## Given data
· · ·
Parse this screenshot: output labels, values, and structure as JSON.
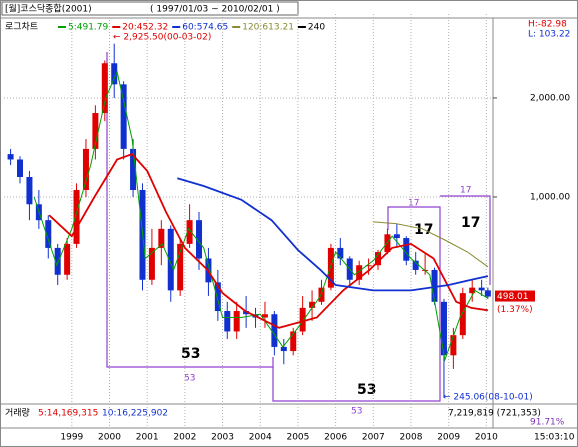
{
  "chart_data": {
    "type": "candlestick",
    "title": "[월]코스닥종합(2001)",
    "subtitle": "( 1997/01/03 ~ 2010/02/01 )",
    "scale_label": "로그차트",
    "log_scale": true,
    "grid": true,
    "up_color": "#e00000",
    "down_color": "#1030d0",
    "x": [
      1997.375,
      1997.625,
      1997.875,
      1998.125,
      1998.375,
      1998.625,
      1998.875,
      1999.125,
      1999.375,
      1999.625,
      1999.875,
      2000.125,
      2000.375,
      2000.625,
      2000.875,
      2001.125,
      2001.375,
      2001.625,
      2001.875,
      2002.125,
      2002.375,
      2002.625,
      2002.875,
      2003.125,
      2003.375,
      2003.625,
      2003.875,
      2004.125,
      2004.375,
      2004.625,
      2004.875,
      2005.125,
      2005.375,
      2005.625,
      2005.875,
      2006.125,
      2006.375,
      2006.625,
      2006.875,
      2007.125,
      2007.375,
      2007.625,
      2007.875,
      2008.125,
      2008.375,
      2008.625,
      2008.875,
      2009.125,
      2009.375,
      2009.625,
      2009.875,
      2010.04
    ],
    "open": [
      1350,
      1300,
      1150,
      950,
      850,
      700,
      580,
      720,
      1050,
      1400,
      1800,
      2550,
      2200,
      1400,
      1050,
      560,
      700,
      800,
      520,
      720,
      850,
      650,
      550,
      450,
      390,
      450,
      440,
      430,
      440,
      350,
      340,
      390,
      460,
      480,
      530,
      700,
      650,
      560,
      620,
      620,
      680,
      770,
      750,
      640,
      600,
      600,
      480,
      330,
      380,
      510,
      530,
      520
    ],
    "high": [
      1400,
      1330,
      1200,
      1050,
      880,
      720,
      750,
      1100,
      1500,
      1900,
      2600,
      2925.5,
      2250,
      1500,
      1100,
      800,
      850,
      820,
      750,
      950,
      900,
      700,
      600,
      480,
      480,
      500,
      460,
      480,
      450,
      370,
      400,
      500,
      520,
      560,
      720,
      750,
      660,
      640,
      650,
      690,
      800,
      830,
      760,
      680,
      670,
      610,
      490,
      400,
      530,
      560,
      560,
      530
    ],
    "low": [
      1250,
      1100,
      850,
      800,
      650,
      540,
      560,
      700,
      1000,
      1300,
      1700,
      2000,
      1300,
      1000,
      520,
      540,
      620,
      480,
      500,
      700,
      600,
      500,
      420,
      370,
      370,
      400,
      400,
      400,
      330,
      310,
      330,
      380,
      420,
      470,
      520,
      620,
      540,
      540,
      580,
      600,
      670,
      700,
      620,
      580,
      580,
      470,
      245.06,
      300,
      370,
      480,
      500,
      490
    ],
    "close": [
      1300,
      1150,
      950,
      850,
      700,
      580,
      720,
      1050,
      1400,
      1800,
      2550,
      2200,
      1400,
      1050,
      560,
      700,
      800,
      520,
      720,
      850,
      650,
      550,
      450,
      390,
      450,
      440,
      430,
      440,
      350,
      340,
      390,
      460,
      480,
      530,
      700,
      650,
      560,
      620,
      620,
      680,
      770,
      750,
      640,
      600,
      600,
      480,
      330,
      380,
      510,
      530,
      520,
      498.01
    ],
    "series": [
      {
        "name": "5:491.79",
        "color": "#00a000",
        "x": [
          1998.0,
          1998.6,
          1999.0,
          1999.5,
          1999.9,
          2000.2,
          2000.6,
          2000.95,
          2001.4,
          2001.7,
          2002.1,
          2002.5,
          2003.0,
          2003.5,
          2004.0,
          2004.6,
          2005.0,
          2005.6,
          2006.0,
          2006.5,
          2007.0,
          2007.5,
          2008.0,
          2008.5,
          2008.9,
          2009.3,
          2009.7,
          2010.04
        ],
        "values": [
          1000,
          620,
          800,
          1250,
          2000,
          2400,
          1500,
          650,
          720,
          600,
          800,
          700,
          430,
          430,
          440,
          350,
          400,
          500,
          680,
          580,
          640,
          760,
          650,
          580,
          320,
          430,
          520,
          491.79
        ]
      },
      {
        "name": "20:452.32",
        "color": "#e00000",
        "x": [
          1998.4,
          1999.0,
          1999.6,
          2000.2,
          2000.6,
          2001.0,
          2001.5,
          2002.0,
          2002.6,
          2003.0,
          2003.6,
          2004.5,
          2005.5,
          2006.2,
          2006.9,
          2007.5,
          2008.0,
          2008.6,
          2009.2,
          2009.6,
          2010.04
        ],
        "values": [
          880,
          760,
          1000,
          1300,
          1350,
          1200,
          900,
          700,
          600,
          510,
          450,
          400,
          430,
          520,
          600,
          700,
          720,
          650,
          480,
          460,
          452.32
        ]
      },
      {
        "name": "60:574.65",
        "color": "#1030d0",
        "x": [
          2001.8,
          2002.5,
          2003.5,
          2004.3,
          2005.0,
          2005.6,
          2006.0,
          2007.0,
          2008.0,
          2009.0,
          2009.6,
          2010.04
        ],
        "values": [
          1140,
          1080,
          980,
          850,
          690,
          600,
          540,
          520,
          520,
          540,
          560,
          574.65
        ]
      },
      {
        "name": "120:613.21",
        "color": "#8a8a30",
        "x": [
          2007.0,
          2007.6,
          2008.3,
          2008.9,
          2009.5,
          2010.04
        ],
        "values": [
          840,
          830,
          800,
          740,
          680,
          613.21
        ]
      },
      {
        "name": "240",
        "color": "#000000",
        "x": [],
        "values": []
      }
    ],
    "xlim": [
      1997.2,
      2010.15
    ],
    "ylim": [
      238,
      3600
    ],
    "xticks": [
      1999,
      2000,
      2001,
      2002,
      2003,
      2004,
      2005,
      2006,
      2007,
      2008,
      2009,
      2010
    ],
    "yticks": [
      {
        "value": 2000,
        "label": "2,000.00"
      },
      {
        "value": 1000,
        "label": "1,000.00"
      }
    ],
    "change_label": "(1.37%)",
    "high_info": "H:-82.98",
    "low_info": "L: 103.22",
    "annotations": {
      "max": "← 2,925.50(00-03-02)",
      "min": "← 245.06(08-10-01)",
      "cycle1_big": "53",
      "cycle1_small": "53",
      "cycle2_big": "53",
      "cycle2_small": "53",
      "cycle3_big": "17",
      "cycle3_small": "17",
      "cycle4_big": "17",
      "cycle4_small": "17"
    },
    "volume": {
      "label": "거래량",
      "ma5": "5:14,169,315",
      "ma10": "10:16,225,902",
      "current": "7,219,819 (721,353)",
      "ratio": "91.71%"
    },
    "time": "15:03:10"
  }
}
· · ·
## Your instructions
Go through the material and select each line with the string "name" in it.

## Task solution
        "name": "5:491.79",
        "name": "20:452.32",
        "name": "60:574.65",
        "name": "120:613.21",
        "name": "240",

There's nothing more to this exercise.